┌──

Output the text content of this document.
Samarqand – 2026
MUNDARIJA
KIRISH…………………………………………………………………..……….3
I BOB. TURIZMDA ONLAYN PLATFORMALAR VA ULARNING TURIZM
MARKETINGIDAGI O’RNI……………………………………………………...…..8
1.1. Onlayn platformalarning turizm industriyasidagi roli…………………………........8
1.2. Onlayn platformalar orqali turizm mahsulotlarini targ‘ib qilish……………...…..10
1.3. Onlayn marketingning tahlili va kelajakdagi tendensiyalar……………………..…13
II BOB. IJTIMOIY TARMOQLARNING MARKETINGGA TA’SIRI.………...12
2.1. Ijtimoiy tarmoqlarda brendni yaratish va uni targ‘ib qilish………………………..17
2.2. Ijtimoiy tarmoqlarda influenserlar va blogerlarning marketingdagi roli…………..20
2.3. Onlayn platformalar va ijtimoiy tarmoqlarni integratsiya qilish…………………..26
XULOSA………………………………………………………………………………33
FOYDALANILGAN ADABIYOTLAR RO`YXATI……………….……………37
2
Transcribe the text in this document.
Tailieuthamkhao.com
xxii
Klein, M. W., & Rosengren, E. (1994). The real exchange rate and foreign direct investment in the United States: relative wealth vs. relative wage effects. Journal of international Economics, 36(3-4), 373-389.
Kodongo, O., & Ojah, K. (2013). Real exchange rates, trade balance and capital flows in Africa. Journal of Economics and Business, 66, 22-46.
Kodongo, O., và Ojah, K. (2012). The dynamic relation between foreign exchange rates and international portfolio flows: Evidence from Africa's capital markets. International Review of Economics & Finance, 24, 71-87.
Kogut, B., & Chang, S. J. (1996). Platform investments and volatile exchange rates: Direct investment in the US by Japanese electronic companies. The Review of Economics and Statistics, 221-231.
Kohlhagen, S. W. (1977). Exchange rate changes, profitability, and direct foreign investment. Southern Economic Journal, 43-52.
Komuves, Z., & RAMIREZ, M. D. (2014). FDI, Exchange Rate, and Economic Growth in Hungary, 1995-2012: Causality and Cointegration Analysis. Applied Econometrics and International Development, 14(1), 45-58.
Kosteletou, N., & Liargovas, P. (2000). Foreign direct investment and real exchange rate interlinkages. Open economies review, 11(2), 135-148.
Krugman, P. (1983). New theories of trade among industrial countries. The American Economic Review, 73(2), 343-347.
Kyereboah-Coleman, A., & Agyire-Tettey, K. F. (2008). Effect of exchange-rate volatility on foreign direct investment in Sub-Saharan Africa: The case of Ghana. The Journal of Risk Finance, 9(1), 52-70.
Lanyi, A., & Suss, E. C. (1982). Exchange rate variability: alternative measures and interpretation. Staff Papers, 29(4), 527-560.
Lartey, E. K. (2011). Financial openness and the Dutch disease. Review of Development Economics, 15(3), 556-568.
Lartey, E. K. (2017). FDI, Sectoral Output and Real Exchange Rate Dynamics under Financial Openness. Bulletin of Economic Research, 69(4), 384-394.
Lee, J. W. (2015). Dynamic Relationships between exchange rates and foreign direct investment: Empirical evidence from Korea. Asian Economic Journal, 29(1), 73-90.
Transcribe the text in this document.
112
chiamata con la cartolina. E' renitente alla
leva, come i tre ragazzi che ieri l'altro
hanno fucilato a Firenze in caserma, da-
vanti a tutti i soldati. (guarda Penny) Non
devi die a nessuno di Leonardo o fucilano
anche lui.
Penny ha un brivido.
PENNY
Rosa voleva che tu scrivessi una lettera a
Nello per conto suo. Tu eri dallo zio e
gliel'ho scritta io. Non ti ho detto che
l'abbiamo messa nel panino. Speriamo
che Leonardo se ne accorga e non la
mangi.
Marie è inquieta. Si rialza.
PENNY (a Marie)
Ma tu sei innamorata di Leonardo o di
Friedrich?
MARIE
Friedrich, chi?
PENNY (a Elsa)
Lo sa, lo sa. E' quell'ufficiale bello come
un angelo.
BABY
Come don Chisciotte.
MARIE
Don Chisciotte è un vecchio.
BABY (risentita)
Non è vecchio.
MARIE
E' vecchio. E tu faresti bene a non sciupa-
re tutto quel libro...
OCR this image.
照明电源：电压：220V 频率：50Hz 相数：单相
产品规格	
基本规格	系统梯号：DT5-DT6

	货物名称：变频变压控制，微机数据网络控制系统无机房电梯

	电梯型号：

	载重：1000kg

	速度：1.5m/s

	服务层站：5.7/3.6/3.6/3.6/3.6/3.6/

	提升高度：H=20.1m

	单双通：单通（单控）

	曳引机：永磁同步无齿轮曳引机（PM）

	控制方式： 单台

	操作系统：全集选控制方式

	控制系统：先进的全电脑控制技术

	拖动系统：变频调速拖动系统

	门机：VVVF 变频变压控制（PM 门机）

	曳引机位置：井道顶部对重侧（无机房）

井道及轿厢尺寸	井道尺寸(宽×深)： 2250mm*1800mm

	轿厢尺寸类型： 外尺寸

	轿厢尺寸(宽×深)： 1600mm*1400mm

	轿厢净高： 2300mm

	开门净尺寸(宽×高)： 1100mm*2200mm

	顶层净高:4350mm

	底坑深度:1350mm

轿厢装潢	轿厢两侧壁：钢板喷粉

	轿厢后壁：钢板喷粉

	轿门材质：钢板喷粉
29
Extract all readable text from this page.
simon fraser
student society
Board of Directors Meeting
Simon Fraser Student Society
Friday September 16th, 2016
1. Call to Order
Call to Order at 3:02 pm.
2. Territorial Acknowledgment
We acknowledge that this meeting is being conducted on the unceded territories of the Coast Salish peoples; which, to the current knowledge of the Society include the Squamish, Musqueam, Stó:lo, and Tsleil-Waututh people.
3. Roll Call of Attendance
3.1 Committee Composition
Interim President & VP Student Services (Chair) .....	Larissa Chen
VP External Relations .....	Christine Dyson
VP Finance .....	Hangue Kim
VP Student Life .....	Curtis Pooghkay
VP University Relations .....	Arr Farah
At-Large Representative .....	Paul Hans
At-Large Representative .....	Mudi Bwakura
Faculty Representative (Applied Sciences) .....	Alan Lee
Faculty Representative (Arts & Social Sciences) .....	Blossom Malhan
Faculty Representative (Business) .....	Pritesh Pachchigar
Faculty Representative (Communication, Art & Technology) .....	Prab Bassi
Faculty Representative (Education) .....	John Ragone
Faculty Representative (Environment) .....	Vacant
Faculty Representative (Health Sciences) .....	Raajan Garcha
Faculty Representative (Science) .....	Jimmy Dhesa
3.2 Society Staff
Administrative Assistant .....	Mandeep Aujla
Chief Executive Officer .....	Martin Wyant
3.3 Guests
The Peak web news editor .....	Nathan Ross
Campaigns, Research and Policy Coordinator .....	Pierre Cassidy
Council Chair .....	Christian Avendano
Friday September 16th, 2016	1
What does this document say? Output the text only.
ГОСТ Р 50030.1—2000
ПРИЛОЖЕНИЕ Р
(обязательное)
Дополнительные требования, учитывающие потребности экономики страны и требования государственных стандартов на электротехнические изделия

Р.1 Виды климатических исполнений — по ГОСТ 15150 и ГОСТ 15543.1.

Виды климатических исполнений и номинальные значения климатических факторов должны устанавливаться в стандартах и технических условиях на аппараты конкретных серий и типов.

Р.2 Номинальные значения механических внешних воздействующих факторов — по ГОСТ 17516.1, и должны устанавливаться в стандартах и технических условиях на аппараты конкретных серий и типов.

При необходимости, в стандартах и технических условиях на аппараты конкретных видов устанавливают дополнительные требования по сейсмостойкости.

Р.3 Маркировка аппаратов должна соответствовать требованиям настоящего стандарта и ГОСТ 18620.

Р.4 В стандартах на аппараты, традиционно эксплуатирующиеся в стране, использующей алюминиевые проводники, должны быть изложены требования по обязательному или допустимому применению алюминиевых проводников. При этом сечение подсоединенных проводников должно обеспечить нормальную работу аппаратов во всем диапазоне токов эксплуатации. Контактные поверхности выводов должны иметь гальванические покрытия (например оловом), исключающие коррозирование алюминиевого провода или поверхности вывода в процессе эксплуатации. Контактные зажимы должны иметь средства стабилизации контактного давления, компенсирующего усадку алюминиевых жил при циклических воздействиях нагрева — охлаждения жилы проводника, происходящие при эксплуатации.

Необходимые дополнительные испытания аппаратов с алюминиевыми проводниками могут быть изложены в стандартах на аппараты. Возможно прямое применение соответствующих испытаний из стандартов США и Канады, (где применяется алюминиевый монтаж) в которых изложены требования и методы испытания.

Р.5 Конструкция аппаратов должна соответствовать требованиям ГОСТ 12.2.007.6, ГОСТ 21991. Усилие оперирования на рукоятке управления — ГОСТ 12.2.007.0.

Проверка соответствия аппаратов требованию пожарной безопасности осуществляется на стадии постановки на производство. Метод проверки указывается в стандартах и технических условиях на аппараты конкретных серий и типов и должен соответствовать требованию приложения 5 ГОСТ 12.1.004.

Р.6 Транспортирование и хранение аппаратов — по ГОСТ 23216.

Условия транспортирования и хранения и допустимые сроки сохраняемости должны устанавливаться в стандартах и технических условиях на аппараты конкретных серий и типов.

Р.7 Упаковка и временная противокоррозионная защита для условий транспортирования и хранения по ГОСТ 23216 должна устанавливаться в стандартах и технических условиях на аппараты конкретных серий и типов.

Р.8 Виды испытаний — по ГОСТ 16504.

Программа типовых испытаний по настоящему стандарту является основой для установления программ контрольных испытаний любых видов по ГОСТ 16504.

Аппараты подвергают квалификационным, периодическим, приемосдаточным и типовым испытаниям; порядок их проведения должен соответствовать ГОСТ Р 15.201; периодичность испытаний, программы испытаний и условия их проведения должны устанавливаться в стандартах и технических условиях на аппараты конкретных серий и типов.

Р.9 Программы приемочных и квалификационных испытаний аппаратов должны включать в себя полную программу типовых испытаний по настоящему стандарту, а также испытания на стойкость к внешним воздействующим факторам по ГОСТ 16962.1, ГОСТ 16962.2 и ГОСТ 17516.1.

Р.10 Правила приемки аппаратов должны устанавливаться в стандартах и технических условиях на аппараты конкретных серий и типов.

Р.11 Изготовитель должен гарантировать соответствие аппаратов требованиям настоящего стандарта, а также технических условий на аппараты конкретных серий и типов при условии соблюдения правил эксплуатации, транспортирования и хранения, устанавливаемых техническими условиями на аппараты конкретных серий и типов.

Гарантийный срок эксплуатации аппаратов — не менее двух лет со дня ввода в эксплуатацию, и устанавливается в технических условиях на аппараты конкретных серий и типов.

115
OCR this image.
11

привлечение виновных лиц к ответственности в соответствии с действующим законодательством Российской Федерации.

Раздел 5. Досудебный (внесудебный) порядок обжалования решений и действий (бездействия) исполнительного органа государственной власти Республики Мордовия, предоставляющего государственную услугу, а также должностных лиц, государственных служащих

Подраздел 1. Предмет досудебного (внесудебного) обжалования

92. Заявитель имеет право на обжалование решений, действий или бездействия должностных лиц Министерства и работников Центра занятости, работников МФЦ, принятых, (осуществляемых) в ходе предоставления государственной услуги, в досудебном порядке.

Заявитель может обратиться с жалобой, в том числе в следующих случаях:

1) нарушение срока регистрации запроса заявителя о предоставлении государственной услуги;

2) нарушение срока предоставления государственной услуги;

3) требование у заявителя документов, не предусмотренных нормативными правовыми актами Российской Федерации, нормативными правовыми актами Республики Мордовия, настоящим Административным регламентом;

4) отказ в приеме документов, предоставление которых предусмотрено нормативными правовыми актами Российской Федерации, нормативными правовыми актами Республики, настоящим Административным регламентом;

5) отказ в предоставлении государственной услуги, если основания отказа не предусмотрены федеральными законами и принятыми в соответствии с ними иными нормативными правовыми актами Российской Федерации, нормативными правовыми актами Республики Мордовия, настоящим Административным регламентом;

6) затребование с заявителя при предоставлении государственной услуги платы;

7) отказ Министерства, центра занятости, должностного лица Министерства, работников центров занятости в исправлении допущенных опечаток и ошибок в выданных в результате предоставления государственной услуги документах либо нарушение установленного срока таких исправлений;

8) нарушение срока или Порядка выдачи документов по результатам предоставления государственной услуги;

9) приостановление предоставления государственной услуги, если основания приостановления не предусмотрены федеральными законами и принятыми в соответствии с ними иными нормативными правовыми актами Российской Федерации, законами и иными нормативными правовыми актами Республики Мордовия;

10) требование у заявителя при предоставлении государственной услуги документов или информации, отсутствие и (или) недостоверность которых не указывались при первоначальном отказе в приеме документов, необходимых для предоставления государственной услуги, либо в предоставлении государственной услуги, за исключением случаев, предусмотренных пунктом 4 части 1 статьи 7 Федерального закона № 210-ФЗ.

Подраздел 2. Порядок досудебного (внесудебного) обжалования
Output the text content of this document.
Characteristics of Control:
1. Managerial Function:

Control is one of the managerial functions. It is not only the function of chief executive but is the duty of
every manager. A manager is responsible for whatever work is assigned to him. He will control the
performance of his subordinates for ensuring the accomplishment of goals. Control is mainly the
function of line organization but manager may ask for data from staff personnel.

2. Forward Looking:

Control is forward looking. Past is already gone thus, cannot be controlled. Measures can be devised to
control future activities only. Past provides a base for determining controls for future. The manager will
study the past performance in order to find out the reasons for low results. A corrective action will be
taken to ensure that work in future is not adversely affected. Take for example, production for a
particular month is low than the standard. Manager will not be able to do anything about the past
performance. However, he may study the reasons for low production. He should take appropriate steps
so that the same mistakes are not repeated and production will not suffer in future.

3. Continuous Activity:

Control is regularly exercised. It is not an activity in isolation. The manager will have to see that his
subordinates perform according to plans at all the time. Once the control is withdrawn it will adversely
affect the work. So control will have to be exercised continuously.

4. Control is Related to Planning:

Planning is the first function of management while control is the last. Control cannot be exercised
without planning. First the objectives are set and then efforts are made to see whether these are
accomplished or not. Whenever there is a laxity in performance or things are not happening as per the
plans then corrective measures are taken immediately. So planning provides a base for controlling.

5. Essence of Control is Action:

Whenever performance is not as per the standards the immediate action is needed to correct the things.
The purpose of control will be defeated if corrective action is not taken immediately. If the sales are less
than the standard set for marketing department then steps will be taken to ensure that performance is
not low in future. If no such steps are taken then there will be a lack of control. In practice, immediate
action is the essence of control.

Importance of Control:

└──

OBJECTIVE >>
Make a tally of the lines in this data that include the string "tarmoqlarda", and answer with that tally alone.

TASK ANSWER >>
2